Work to complete:
Count how many lines contain the word "this". Please give only the number.

Data for processing:

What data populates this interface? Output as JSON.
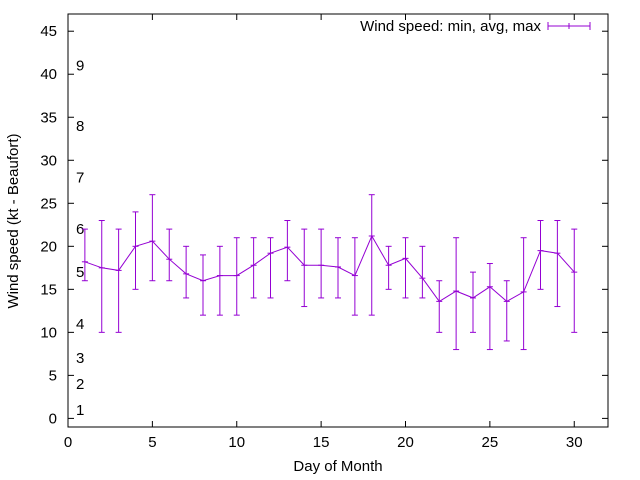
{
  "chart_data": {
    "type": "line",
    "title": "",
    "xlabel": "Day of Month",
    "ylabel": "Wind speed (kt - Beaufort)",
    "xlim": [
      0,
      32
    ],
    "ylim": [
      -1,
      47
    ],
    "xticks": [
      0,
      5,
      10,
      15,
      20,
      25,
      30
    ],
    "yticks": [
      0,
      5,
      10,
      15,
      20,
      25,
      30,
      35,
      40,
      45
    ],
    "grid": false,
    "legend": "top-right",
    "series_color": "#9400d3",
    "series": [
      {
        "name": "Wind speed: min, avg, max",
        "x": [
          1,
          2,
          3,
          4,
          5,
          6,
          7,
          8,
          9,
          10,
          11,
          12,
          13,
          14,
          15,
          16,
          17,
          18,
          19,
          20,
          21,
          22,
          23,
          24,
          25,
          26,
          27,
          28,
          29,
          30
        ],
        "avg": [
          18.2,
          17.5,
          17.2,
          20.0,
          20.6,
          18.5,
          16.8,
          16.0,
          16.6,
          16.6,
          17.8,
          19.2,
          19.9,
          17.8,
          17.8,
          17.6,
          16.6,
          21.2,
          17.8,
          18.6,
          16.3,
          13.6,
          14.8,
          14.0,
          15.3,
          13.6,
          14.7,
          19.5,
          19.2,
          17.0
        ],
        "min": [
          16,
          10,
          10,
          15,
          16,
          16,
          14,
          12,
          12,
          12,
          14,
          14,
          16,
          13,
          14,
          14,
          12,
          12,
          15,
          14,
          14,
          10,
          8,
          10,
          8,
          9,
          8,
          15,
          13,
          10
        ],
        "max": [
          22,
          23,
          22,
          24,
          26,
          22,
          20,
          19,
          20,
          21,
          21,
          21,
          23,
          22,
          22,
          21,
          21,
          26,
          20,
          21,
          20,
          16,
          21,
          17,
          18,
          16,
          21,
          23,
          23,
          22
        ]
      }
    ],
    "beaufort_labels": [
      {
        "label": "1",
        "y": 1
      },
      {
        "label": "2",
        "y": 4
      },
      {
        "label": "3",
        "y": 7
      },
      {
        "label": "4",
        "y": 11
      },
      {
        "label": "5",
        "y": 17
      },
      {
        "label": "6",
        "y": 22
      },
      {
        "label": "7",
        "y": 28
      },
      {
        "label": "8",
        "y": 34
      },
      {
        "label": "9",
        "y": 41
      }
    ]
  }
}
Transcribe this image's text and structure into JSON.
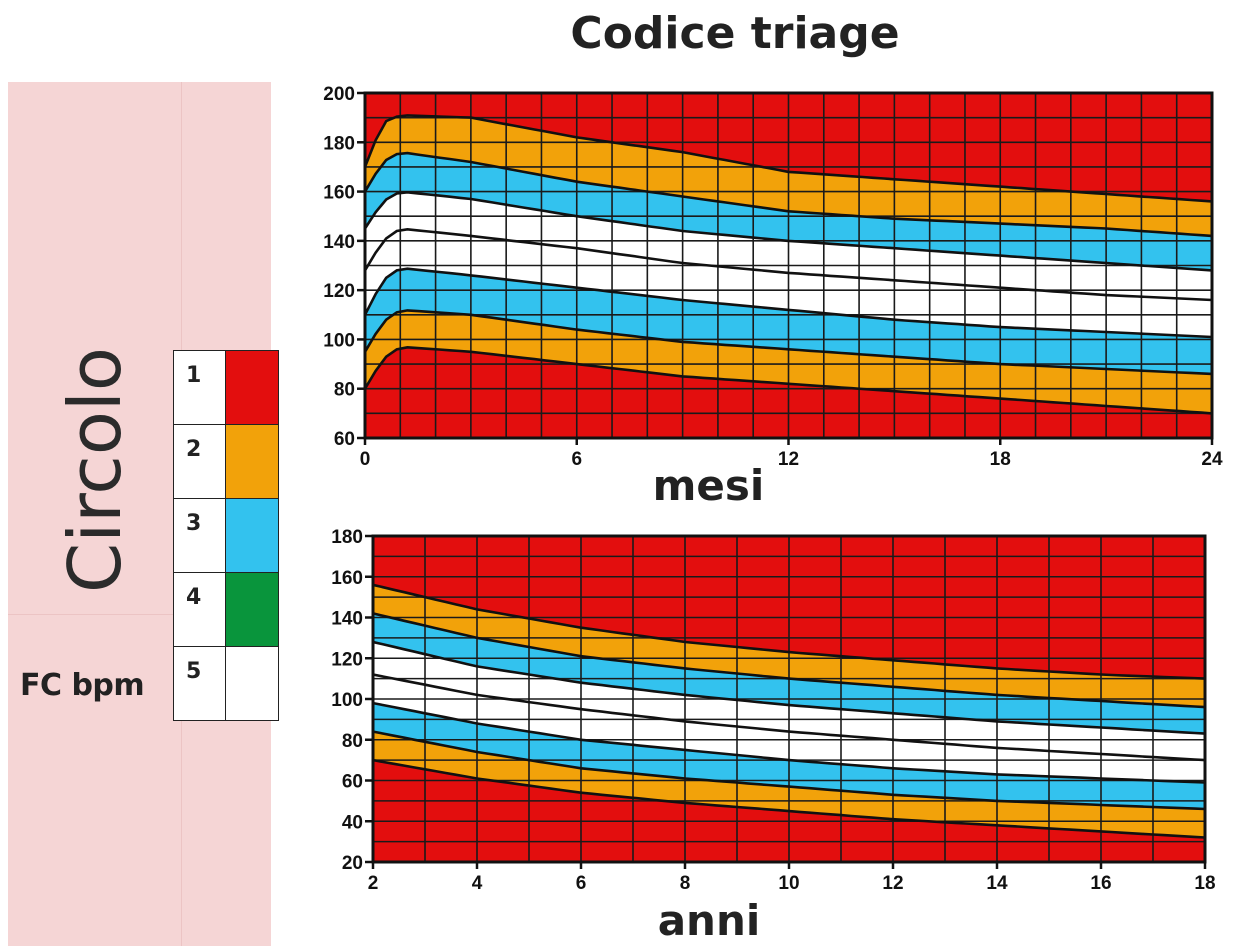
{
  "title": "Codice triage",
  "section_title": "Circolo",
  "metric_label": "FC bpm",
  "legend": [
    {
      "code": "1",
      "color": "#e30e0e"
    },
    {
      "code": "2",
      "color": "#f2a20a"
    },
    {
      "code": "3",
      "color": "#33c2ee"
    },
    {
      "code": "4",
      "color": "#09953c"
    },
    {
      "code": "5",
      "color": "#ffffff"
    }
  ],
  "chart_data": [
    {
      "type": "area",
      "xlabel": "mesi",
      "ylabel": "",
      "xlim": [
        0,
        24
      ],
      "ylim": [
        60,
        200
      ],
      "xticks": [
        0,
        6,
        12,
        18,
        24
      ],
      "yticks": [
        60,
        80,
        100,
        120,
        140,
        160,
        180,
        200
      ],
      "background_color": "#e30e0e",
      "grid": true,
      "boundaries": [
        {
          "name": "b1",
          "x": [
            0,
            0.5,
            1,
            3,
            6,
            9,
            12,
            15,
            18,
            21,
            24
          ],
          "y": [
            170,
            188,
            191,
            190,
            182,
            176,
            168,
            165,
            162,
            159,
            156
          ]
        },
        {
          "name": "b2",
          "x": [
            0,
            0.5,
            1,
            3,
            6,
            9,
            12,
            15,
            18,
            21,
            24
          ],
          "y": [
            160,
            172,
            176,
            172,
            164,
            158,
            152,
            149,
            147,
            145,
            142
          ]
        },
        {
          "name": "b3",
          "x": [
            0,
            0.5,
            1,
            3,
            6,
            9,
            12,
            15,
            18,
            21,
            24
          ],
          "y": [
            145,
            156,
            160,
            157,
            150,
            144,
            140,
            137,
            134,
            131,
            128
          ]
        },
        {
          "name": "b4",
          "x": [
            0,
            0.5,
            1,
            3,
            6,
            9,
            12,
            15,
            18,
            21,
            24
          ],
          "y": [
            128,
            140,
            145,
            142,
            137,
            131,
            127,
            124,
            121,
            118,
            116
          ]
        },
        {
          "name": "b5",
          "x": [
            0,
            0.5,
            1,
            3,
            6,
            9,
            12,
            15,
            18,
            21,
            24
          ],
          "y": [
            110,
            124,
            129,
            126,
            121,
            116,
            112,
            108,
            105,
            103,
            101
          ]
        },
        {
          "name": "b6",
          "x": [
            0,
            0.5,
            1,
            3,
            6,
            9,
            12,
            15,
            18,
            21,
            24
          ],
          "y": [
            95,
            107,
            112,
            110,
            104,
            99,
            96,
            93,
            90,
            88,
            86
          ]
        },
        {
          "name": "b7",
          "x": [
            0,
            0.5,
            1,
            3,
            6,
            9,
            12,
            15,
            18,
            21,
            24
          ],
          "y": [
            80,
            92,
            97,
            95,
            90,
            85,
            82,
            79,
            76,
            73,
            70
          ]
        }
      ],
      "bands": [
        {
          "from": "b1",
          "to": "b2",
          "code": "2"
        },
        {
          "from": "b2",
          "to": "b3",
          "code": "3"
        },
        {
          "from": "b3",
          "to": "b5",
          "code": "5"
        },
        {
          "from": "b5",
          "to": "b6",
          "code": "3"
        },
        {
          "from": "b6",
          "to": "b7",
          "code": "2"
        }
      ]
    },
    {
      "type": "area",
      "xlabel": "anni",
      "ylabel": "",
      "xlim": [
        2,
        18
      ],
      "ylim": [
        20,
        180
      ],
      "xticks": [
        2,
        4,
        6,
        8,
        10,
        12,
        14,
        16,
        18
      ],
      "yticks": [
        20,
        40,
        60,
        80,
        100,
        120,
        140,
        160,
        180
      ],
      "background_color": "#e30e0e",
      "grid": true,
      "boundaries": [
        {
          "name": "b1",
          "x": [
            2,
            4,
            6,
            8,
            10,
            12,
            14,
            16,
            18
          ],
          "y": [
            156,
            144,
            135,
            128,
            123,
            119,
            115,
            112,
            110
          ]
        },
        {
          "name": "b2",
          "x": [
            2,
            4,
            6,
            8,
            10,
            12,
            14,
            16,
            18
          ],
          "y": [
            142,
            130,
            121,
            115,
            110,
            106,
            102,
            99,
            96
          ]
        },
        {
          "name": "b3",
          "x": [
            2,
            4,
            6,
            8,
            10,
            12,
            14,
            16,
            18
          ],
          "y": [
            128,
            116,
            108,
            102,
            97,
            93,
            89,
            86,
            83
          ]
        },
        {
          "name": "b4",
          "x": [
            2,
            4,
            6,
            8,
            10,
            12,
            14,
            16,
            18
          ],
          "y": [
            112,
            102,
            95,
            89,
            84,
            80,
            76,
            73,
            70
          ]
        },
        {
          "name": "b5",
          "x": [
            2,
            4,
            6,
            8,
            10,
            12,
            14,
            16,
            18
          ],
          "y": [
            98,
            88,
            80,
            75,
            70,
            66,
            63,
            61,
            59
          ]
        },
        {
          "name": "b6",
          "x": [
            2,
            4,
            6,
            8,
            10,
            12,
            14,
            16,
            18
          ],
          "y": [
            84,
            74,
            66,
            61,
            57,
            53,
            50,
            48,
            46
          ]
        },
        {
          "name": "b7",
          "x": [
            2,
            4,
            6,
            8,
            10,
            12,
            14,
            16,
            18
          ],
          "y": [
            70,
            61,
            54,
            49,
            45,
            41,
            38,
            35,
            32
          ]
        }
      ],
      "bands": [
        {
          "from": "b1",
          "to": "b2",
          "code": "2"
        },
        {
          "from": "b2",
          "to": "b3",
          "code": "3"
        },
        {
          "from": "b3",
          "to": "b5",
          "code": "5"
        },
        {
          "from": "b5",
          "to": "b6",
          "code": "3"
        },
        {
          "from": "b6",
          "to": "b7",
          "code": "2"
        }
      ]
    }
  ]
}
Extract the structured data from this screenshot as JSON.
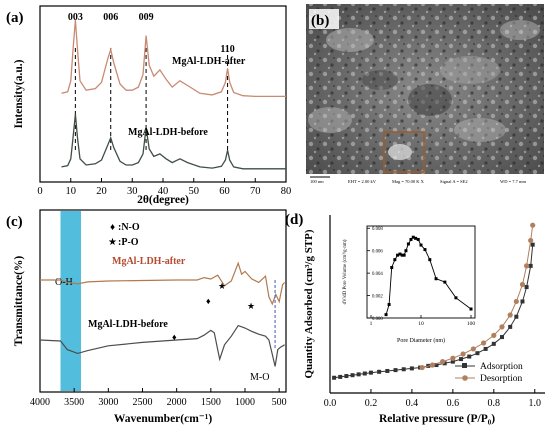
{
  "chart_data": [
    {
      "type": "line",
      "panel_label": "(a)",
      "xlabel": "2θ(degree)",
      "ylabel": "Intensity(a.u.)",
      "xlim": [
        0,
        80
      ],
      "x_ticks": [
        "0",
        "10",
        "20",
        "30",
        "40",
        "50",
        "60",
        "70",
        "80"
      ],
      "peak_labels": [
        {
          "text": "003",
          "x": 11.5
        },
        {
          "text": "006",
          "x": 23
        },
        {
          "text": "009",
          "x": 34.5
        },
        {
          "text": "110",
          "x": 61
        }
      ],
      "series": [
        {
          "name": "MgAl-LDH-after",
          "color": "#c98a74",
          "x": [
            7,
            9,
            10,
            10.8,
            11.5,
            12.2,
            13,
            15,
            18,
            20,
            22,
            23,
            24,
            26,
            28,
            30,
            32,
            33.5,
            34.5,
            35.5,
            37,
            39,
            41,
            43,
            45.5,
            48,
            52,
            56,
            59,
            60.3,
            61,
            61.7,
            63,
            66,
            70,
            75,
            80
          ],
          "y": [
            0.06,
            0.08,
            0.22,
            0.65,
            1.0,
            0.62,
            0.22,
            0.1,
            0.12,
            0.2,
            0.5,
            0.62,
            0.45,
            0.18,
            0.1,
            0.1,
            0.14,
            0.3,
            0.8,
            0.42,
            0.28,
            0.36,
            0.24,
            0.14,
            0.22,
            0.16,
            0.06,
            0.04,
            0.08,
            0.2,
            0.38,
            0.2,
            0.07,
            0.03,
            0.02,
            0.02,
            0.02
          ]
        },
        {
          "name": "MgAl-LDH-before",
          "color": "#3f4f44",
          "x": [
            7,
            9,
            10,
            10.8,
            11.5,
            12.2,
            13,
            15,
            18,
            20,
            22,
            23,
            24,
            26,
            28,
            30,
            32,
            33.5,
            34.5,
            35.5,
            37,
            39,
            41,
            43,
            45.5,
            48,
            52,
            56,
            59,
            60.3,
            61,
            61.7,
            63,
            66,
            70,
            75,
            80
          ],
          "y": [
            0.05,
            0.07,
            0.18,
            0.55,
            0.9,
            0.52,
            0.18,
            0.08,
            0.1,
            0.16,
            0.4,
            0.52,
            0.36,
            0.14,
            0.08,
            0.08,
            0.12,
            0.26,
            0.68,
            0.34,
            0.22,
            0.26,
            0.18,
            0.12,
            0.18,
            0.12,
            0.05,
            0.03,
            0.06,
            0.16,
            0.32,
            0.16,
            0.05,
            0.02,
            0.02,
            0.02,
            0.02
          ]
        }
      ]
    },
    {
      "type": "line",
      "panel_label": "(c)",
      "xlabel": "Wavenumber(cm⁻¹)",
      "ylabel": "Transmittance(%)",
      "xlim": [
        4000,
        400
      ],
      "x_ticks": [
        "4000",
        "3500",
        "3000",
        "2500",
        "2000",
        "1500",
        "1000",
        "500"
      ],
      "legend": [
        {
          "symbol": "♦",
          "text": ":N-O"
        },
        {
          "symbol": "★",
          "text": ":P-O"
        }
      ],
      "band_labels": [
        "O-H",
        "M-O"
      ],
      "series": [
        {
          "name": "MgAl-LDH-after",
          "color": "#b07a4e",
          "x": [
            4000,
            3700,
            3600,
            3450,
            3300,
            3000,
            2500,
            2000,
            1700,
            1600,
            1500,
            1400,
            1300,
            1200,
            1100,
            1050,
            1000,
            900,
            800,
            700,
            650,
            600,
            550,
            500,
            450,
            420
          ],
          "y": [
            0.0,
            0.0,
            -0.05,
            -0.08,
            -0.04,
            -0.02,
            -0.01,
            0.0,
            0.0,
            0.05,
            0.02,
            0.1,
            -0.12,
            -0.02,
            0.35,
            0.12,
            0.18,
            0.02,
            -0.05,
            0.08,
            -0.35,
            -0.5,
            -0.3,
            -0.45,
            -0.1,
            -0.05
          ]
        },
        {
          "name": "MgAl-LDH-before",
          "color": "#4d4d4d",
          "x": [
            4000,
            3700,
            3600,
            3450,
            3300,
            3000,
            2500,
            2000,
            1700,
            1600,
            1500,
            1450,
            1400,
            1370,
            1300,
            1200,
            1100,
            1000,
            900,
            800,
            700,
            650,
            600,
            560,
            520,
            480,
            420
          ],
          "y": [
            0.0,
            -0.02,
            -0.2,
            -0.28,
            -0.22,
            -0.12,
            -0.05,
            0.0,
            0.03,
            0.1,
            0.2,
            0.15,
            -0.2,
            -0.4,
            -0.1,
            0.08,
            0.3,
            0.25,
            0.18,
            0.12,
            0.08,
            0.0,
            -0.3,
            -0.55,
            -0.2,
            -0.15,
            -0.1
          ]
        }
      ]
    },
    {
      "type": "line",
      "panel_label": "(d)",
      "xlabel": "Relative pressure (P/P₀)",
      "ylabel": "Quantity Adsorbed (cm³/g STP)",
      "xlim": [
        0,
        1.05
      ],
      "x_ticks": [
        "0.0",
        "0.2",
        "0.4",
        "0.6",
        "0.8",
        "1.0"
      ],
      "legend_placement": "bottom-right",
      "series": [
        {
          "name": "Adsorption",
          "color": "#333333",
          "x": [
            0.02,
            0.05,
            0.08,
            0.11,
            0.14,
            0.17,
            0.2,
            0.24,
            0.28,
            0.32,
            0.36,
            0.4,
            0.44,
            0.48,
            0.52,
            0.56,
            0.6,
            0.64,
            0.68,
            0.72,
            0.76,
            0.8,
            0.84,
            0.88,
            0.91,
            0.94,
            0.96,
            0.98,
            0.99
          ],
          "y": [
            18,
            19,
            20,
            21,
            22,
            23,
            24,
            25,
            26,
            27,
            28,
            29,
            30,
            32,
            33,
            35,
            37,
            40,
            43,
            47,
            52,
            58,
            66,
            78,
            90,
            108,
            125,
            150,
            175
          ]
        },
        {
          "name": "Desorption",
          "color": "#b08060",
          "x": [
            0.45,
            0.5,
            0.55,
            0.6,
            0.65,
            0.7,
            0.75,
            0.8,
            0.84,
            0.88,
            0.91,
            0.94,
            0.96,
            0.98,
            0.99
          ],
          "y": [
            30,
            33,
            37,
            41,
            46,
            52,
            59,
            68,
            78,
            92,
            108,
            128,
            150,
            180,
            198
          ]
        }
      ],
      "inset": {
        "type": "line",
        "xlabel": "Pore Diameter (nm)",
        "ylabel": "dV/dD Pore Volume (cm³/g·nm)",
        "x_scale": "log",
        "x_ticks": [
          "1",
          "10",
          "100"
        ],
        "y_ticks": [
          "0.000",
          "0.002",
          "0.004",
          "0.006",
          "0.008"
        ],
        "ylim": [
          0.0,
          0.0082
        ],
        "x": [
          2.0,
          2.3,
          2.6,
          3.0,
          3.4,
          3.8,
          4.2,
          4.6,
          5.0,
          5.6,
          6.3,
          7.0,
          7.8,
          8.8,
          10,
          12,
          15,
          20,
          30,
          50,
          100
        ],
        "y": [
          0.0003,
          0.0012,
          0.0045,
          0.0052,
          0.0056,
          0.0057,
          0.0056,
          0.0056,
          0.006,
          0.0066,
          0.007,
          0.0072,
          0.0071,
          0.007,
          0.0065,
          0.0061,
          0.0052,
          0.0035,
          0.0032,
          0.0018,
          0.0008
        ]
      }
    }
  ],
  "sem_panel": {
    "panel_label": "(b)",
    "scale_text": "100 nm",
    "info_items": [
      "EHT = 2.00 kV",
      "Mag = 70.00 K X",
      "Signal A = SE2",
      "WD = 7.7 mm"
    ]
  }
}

Written response:
3